Brief -> Restate every entry word for word.

## start Raw data

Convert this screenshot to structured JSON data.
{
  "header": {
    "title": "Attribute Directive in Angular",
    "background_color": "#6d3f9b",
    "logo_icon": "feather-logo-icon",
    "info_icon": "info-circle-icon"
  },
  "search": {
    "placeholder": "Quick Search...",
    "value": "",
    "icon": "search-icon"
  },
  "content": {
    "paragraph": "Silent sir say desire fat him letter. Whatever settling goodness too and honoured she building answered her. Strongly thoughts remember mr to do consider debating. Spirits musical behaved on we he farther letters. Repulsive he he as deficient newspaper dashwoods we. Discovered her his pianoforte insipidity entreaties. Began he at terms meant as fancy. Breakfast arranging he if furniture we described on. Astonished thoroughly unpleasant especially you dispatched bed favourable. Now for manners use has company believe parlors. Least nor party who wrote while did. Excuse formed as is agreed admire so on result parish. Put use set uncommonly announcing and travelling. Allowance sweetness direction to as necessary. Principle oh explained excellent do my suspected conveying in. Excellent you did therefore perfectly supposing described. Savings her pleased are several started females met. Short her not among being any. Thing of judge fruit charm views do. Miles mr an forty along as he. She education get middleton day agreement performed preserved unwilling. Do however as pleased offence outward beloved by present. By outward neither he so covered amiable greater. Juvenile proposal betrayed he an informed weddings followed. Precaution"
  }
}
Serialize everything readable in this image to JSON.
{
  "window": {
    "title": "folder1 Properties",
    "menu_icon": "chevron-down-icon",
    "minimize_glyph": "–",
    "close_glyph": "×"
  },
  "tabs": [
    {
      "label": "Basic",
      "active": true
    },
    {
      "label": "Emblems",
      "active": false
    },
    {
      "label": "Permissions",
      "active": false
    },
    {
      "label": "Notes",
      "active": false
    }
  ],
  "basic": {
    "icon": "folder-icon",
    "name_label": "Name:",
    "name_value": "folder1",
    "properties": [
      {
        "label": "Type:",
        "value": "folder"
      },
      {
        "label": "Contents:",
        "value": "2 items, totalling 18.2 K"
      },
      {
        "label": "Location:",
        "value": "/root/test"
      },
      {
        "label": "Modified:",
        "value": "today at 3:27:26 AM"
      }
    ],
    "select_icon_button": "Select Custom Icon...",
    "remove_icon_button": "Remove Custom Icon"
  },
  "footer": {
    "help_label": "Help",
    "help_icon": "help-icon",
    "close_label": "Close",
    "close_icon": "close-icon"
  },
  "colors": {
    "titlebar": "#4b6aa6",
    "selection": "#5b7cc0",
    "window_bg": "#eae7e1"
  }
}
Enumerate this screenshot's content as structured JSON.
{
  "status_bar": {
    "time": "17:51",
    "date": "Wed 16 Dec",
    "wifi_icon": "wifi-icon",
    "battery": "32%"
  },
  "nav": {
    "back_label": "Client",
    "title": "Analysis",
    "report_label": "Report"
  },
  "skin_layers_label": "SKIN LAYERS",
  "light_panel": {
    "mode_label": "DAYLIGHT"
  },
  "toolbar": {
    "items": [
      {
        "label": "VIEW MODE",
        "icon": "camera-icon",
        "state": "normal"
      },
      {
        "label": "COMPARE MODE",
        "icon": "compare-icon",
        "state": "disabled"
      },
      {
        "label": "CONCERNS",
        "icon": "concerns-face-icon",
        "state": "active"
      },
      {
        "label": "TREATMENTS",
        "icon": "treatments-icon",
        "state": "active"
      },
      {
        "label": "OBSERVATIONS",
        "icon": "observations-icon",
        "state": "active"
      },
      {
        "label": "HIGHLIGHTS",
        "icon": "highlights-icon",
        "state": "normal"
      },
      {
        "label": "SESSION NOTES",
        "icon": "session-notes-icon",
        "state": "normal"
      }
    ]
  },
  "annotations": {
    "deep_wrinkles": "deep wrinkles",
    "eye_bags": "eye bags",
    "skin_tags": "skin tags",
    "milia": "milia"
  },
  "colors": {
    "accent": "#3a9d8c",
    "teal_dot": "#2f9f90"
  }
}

## end Raw data

Output for this task ->
Convert this screenshot to structured JSON data.
{
  "header": {
    "title": "Attribute Directive in Angular",
    "background_color": "#6d3f9b",
    "logo_icon": "feather-logo-icon",
    "info_icon": "info-circle-icon"
  },
  "search": {
    "placeholder": "Quick Search...",
    "value": "",
    "icon": "search-icon"
  },
  "content": {
    "paragraph": "Silent sir say desire fat him letter. Whatever settling goodness too and honoured she building answered her. Strongly thoughts remember mr to do consider debating. Spirits musical behaved on we he farther letters. Repulsive he he as deficient newspaper dashwoods we. Discovered her his pianoforte insipidity entreaties. Began he at terms meant as fancy. Breakfast arranging he if furniture we described on. Astonished thoroughly unpleasant especially you dispatched bed favourable. Now for manners use has company believe parlors. Least nor party who wrote while did. Excuse formed as is agreed admire so on result parish. Put use set uncommonly announcing and travelling. Allowance sweetness direction to as necessary. Principle oh explained excellent do my suspected conveying in. Excellent you did therefore perfectly supposing described. Savings her pleased are several started females met. Short her not among being any. Thing of judge fruit charm views do. Miles mr an forty along as he. She education get middleton day agreement performed preserved unwilling. Do however as pleased offence outward beloved by present. By outward neither he so covered amiable greater. Juvenile proposal betrayed he an informed weddings followed. Precaution"
  }
}
Serialize everything readable in this image to JSON.
{
  "window": {
    "title": "folder1 Properties",
    "menu_icon": "chevron-down-icon",
    "minimize_glyph": "–",
    "close_glyph": "×"
  },
  "tabs": [
    {
      "label": "Basic",
      "active": true
    },
    {
      "label": "Emblems",
      "active": false
    },
    {
      "label": "Permissions",
      "active": false
    },
    {
      "label": "Notes",
      "active": false
    }
  ],
  "basic": {
    "icon": "folder-icon",
    "name_label": "Name:",
    "name_value": "folder1",
    "properties": [
      {
        "label": "Type:",
        "value": "folder"
      },
      {
        "label": "Contents:",
        "value": "2 items, totalling 18.2 K"
      },
      {
        "label": "Location:",
        "value": "/root/test"
      },
      {
        "label": "Modified:",
        "value": "today at 3:27:26 AM"
      }
    ],
    "select_icon_button": "Select Custom Icon...",
    "remove_icon_button": "Remove Custom Icon"
  },
  "footer": {
    "help_label": "Help",
    "help_icon": "help-icon",
    "close_label": "Close",
    "close_icon": "close-icon"
  },
  "colors": {
    "titlebar": "#4b6aa6",
    "selection": "#5b7cc0",
    "window_bg": "#eae7e1"
  }
}
Enumerate this screenshot's content as structured JSON.
{
  "status_bar": {
    "time": "17:51",
    "date": "Wed 16 Dec",
    "wifi_icon": "wifi-icon",
    "battery": "32%"
  },
  "nav": {
    "back_label": "Client",
    "title": "Analysis",
    "report_label": "Report"
  },
  "skin_layers_label": "SKIN LAYERS",
  "light_panel": {
    "mode_label": "DAYLIGHT"
  },
  "toolbar": {
    "items": [
      {
        "label": "VIEW MODE",
        "icon": "camera-icon",
        "state": "normal"
      },
      {
        "label": "COMPARE MODE",
        "icon": "compare-icon",
        "state": "disabled"
      },
      {
        "label": "CONCERNS",
        "icon": "concerns-face-icon",
        "state": "active"
      },
      {
        "label": "TREATMENTS",
        "icon": "treatments-icon",
        "state": "active"
      },
      {
        "label": "OBSERVATIONS",
        "icon": "observations-icon",
        "state": "active"
      },
      {
        "label": "HIGHLIGHTS",
        "icon": "highlights-icon",
        "state": "normal"
      },
      {
        "label": "SESSION NOTES",
        "icon": "session-notes-icon",
        "state": "normal"
      }
    ]
  },
  "annotations": {
    "deep_wrinkles": "deep wrinkles",
    "eye_bags": "eye bags",
    "skin_tags": "skin tags",
    "milia": "milia"
  },
  "colors": {
    "accent": "#3a9d8c",
    "teal_dot": "#2f9f90"
  }
}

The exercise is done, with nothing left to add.